_Input records_
====

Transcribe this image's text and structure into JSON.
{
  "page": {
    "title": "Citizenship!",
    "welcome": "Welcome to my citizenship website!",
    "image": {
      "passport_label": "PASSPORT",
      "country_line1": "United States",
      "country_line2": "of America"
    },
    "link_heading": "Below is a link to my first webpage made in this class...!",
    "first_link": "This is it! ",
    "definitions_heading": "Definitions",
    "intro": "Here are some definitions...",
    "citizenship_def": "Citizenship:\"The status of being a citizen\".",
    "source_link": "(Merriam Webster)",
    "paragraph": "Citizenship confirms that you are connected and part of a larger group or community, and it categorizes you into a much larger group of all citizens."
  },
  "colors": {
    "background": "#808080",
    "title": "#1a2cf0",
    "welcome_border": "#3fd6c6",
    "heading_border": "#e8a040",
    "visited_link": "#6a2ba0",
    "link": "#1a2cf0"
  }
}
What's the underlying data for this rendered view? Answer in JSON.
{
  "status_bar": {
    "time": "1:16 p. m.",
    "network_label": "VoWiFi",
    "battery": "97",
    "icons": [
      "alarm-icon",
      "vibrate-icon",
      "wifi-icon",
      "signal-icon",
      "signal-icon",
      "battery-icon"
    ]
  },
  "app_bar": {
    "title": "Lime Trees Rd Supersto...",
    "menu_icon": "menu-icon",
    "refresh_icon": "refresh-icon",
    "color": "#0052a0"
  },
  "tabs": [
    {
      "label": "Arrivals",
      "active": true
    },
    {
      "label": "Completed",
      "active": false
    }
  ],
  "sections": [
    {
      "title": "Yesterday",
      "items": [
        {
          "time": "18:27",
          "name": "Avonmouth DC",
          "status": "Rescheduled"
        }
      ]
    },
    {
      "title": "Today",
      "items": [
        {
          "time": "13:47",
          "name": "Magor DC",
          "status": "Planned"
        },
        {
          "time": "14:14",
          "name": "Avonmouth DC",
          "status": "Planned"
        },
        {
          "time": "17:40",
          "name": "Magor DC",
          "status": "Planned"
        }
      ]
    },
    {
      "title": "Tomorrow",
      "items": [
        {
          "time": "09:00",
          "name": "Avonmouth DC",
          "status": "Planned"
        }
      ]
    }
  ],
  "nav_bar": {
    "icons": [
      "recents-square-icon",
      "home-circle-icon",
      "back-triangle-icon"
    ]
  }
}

====

_Task prompt_
Look through the entries and find each line that has the string "into". Copy those lines.

_Answer to this exercise_
Transcribe this image's text and structure into JSON.
    "paragraph": "Citizenship confirms that you are connected and part of a larger group or community, and it categorizes you into a much larger group of all citizens."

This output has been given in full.